Exercise requirements: Locate all lines in the data below that hold "text" and show them.

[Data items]
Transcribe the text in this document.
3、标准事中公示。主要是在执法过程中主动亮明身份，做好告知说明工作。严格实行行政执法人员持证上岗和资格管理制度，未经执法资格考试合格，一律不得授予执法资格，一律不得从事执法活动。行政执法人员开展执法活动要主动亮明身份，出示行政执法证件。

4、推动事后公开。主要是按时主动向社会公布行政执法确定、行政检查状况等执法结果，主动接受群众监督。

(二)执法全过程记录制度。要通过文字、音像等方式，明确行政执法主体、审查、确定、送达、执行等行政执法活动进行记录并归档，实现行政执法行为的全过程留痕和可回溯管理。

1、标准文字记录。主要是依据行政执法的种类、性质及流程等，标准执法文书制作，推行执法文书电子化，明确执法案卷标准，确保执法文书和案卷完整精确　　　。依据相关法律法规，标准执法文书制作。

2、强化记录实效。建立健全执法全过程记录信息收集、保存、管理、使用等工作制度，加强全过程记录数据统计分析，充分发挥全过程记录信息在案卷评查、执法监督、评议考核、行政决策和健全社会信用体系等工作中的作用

--

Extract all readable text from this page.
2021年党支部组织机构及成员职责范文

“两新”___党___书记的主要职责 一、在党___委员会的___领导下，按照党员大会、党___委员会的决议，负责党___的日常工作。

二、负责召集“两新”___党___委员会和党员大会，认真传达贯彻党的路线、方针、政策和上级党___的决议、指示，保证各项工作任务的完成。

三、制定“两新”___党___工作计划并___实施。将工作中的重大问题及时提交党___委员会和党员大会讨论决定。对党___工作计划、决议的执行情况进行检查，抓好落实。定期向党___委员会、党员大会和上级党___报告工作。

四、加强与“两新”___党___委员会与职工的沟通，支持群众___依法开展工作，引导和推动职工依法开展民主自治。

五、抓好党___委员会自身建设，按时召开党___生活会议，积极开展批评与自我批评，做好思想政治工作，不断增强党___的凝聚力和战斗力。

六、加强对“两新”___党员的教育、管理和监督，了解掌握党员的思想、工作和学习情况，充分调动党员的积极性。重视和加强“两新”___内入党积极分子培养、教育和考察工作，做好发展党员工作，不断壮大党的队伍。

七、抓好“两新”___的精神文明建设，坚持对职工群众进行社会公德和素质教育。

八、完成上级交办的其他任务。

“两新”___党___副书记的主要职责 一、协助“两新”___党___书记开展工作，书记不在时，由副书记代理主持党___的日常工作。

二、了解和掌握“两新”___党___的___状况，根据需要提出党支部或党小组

Result for this exercise:
Transcribe the text in this document.
Extract all readable text from this page.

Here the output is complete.